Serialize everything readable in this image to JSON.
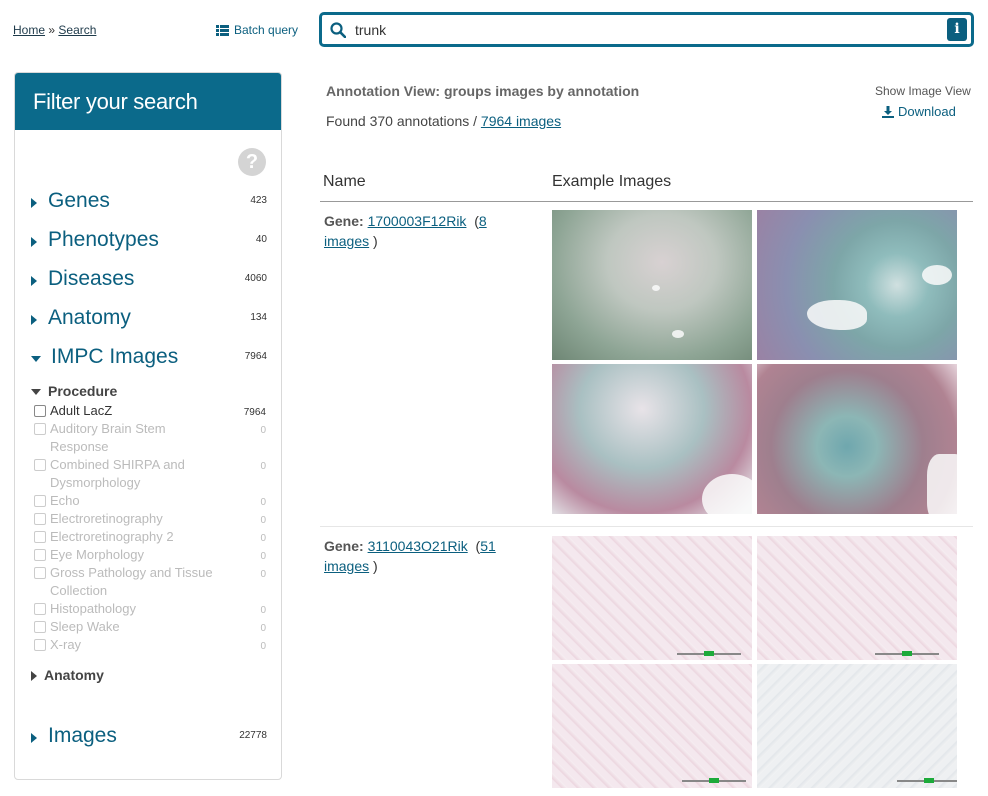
{
  "breadcrumb": {
    "home": "Home",
    "sep": "»",
    "current": "Search"
  },
  "batch_query": {
    "label": "Batch query",
    "icon": "list-icon"
  },
  "search": {
    "value": "trunk",
    "icon": "search-icon",
    "info": "i"
  },
  "sidebar": {
    "title": "Filter your search",
    "help": "?",
    "facets": [
      {
        "label": "Genes",
        "count": "423",
        "expanded": false
      },
      {
        "label": "Phenotypes",
        "count": "40",
        "expanded": false
      },
      {
        "label": "Diseases",
        "count": "4060",
        "expanded": false
      },
      {
        "label": "Anatomy",
        "count": "134",
        "expanded": false
      },
      {
        "label": "IMPC Images",
        "count": "7964",
        "expanded": true
      },
      {
        "label": "Images",
        "count": "22778",
        "expanded": false
      }
    ],
    "procedure_heading": "Procedure",
    "procedures": [
      {
        "label": "Adult LacZ",
        "count": "7964",
        "active": true
      },
      {
        "label": "Auditory Brain Stem Response",
        "count": "0",
        "active": false
      },
      {
        "label": "Combined SHIRPA and Dysmorphology",
        "count": "0",
        "active": false
      },
      {
        "label": "Echo",
        "count": "0",
        "active": false
      },
      {
        "label": "Electroretinography",
        "count": "0",
        "active": false
      },
      {
        "label": "Electroretinography 2",
        "count": "0",
        "active": false
      },
      {
        "label": "Eye Morphology",
        "count": "0",
        "active": false
      },
      {
        "label": "Gross Pathology and Tissue Collection",
        "count": "0",
        "active": false
      },
      {
        "label": "Histopathology",
        "count": "0",
        "active": false
      },
      {
        "label": "Sleep Wake",
        "count": "0",
        "active": false
      },
      {
        "label": "X-ray",
        "count": "0",
        "active": false
      }
    ],
    "anatomy_heading": "Anatomy"
  },
  "main": {
    "view_title": "Annotation View: groups images by annotation",
    "found_prefix": "Found 370 annotations /",
    "found_link": "7964 images",
    "show_image_view": "Show Image View",
    "download": "Download",
    "col_name": "Name",
    "col_images": "Example Images",
    "rows": [
      {
        "prefix": "Gene:",
        "gene": "1700003F12Rik",
        "images_link_a": "8",
        "images_link_b": "images",
        "close": ")"
      },
      {
        "prefix": "Gene:",
        "gene": "3110043O21Rik",
        "images_link_a": "51",
        "images_link_b": "images",
        "close": ")"
      }
    ]
  },
  "colors": {
    "brand": "#0b6a8b",
    "link": "#0b5f7f",
    "muted": "#bbbbbb"
  }
}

◆ **Assignment**: Reproduce the data above in full, exactly as it is, with the pictures left out.

◆ **Solution for this problem**:
Serialize everything readable in this image to JSON.
{
  "breadcrumb": {
    "home": "Home",
    "sep": "»",
    "current": "Search"
  },
  "batch_query": {
    "label": "Batch query",
    "icon": "list-icon"
  },
  "search": {
    "value": "trunk",
    "icon": "search-icon",
    "info": "i"
  },
  "sidebar": {
    "title": "Filter your search",
    "help": "?",
    "facets": [
      {
        "label": "Genes",
        "count": "423",
        "expanded": false
      },
      {
        "label": "Phenotypes",
        "count": "40",
        "expanded": false
      },
      {
        "label": "Diseases",
        "count": "4060",
        "expanded": false
      },
      {
        "label": "Anatomy",
        "count": "134",
        "expanded": false
      },
      {
        "label": "IMPC Images",
        "count": "7964",
        "expanded": true
      },
      {
        "label": "Images",
        "count": "22778",
        "expanded": false
      }
    ],
    "procedure_heading": "Procedure",
    "procedures": [
      {
        "label": "Adult LacZ",
        "count": "7964",
        "active": true
      },
      {
        "label": "Auditory Brain Stem Response",
        "count": "0",
        "active": false
      },
      {
        "label": "Combined SHIRPA and Dysmorphology",
        "count": "0",
        "active": false
      },
      {
        "label": "Echo",
        "count": "0",
        "active": false
      },
      {
        "label": "Electroretinography",
        "count": "0",
        "active": false
      },
      {
        "label": "Electroretinography 2",
        "count": "0",
        "active": false
      },
      {
        "label": "Eye Morphology",
        "count": "0",
        "active": false
      },
      {
        "label": "Gross Pathology and Tissue Collection",
        "count": "0",
        "active": false
      },
      {
        "label": "Histopathology",
        "count": "0",
        "active": false
      },
      {
        "label": "Sleep Wake",
        "count": "0",
        "active": false
      },
      {
        "label": "X-ray",
        "count": "0",
        "active": false
      }
    ],
    "anatomy_heading": "Anatomy"
  },
  "main": {
    "view_title": "Annotation View: groups images by annotation",
    "found_prefix": "Found 370 annotations /",
    "found_link": "7964 images",
    "show_image_view": "Show Image View",
    "download": "Download",
    "col_name": "Name",
    "col_images": "Example Images",
    "rows": [
      {
        "prefix": "Gene:",
        "gene": "1700003F12Rik",
        "images_link_a": "8",
        "images_link_b": "images",
        "close": ")"
      },
      {
        "prefix": "Gene:",
        "gene": "3110043O21Rik",
        "images_link_a": "51",
        "images_link_b": "images",
        "close": ")"
      }
    ]
  },
  "colors": {
    "brand": "#0b6a8b",
    "link": "#0b5f7f",
    "muted": "#bbbbbb"
  }
}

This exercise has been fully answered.